Task goal —
Go through the listing and write out all of it exactly.

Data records
--------------------------------

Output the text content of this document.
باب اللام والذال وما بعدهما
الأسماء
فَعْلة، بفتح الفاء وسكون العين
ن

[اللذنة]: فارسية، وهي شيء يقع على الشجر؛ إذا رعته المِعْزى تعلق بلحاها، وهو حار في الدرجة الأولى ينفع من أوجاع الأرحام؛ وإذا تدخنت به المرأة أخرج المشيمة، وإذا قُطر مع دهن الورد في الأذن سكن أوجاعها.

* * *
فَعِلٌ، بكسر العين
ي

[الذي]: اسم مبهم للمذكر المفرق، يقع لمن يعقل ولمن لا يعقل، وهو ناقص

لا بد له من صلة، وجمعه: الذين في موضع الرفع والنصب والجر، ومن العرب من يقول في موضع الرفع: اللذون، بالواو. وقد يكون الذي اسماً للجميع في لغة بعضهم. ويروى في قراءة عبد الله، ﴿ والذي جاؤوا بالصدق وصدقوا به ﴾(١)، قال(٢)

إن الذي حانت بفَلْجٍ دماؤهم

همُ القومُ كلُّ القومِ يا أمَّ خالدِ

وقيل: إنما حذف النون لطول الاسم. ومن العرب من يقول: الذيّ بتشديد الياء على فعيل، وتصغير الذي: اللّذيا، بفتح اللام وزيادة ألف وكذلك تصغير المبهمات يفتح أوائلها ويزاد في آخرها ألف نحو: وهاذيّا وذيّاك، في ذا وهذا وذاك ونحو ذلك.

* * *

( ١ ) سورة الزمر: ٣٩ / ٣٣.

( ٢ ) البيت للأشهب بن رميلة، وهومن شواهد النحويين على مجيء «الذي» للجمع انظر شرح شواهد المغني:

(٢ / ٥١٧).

--------------------------------

Result for this exercise —
Output the text content of this document.
باب اللام والذال وما بعدهما
الأسماء
فَعْلة، بفتح الفاء وسكون العين
ن

[اللذنة]: فارسية، وهي شيء يقع على الشجر؛ إذا رعته المِعْزى تعلق بلحاها، وهو حار في الدرجة الأولى ينفع من أوجاع الأرحام؛ وإذا تدخنت به المرأة أخرج المشيمة، وإذا قُطر مع دهن الورد في الأذن سكن أوجاعها.

* * *
فَعِلٌ، بكسر العين
ي

[الذي]: اسم مبهم للمذكر المفرق، يقع لمن يعقل ولمن لا يعقل، وهو ناقص

لا بد له من صلة، وجمعه: الذين في موضع الرفع والنصب والجر، ومن العرب من يقول في موضع الرفع: اللذون، بالواو. وقد يكون الذي اسماً للجميع في لغة بعضهم. ويروى في قراءة عبد الله، ﴿ والذي جاؤوا بالصدق وصدقوا به ﴾(١)، قال(٢)

إن الذي حانت بفَلْجٍ دماؤهم

همُ القومُ كلُّ القومِ يا أمَّ خالدِ

وقيل: إنما حذف النون لطول الاسم. ومن العرب من يقول: الذيّ بتشديد الياء على فعيل، وتصغير الذي: اللّذيا، بفتح اللام وزيادة ألف وكذلك تصغير المبهمات يفتح أوائلها ويزاد في آخرها ألف نحو: وهاذيّا وذيّاك، في ذا وهذا وذاك ونحو ذلك.

* * *

( ١ ) سورة الزمر: ٣٩ / ٣٣.

( ٢ ) البيت للأشهب بن رميلة، وهومن شواهد النحويين على مجيء «الذي» للجمع انظر شرح شواهد المغني:

(٢ / ٥١٧).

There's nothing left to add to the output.